##### RECORDS PROVIDED #####

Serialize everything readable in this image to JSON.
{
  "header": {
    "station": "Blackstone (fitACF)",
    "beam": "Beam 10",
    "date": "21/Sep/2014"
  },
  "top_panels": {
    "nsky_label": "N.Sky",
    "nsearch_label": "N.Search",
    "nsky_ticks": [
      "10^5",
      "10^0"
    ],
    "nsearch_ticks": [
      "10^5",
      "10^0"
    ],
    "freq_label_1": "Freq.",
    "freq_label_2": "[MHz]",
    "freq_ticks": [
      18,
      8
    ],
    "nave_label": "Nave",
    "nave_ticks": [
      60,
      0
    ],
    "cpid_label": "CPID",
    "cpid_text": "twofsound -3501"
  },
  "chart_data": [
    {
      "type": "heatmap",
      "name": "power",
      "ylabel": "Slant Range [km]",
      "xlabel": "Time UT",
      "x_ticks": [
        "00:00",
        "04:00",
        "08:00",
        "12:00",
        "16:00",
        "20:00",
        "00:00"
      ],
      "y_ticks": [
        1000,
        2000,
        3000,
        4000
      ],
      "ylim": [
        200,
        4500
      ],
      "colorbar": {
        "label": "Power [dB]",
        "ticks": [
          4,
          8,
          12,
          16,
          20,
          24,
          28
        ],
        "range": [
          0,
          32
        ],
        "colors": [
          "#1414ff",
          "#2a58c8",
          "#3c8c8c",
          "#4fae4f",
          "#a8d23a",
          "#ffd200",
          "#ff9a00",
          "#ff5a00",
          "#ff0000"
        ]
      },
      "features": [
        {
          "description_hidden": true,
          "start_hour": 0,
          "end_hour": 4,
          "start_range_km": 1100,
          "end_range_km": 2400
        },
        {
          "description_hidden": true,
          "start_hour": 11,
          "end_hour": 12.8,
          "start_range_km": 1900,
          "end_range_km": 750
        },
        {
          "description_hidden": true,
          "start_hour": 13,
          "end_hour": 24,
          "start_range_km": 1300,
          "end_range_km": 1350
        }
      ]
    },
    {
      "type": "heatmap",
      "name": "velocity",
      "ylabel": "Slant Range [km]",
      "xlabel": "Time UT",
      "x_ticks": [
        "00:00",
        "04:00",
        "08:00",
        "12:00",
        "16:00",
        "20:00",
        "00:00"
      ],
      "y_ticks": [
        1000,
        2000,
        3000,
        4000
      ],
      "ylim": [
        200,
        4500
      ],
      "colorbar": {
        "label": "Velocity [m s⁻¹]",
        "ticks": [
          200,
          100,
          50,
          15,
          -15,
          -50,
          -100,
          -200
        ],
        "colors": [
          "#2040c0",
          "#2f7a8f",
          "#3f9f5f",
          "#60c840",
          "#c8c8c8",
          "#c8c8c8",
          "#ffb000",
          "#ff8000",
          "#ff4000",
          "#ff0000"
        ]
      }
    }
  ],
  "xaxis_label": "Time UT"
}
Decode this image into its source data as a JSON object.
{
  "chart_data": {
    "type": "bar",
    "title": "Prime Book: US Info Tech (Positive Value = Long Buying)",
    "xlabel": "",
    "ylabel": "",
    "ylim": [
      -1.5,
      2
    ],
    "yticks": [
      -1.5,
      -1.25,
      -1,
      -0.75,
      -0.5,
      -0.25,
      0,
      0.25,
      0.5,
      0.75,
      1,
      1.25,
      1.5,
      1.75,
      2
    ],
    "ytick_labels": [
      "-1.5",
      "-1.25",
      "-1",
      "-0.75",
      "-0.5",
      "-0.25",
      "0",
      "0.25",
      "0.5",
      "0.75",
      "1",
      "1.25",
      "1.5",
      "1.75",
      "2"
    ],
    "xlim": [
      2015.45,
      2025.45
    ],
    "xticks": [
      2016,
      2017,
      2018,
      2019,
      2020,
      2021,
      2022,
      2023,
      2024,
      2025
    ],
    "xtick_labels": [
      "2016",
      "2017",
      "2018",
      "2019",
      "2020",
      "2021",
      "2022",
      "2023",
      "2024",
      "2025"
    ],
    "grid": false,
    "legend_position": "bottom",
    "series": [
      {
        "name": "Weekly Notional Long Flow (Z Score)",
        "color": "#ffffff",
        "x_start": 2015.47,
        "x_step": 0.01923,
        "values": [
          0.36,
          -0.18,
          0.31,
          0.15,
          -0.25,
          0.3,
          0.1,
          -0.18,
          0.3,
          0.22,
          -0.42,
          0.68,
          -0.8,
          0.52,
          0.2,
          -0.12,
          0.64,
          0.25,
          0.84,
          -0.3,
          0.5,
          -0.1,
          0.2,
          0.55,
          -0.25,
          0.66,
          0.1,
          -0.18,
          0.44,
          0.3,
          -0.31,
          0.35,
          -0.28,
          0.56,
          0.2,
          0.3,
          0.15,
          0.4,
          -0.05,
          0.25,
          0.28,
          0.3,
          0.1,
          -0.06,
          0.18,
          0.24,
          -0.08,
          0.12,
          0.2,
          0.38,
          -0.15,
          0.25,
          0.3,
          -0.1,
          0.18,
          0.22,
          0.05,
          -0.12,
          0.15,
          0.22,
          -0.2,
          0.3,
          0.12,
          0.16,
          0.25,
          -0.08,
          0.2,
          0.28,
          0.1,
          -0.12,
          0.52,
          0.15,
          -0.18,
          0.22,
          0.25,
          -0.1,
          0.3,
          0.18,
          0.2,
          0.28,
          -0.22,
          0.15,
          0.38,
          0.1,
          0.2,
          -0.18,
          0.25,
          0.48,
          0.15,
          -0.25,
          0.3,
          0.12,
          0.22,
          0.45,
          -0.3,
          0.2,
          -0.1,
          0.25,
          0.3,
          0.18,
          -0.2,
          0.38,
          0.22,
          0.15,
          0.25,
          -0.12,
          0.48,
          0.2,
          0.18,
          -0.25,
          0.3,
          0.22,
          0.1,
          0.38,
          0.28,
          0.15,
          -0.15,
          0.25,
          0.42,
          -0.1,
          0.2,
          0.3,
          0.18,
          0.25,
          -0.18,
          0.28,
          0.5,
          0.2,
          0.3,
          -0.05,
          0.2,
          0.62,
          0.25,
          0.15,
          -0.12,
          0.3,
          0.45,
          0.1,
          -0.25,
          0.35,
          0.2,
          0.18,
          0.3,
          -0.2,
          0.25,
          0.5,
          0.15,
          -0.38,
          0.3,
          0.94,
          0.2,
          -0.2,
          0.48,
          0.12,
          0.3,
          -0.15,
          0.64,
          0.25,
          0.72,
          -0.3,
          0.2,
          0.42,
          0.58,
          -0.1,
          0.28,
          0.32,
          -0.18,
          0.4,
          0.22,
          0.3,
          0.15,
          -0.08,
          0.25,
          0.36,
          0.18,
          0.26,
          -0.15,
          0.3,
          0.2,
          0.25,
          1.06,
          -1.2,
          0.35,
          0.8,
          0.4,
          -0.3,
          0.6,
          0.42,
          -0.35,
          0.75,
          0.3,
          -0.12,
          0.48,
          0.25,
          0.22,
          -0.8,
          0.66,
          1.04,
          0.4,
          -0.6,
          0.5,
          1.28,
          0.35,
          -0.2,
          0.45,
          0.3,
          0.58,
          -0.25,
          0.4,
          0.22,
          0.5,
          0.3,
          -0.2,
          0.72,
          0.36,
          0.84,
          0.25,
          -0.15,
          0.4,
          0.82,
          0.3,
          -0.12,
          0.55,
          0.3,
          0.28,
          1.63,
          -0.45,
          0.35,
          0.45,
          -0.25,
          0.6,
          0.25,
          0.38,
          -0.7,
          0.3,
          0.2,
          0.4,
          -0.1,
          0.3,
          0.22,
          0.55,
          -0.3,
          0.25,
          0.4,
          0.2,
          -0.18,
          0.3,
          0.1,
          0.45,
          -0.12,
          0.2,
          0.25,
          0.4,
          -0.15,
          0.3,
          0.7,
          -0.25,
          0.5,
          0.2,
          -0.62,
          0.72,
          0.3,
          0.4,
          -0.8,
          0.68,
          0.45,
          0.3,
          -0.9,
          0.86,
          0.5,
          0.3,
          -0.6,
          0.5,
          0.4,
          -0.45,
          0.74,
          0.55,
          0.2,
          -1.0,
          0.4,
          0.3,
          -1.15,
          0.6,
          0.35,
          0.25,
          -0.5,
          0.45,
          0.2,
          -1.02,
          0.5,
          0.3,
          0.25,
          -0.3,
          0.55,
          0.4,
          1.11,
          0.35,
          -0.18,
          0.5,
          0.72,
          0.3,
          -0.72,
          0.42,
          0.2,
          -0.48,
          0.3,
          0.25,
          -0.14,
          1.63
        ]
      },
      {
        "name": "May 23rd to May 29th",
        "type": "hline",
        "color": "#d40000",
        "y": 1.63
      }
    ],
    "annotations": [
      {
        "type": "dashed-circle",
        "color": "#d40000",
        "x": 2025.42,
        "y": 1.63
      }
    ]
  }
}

#####

EXERCISE TASK:
Wherever the string "image" appears in the entries above, list that line.

SOLVED EXERCISE:
Serialize everything readable in this image to JSON.
Decode this image into its source data as a JSON object.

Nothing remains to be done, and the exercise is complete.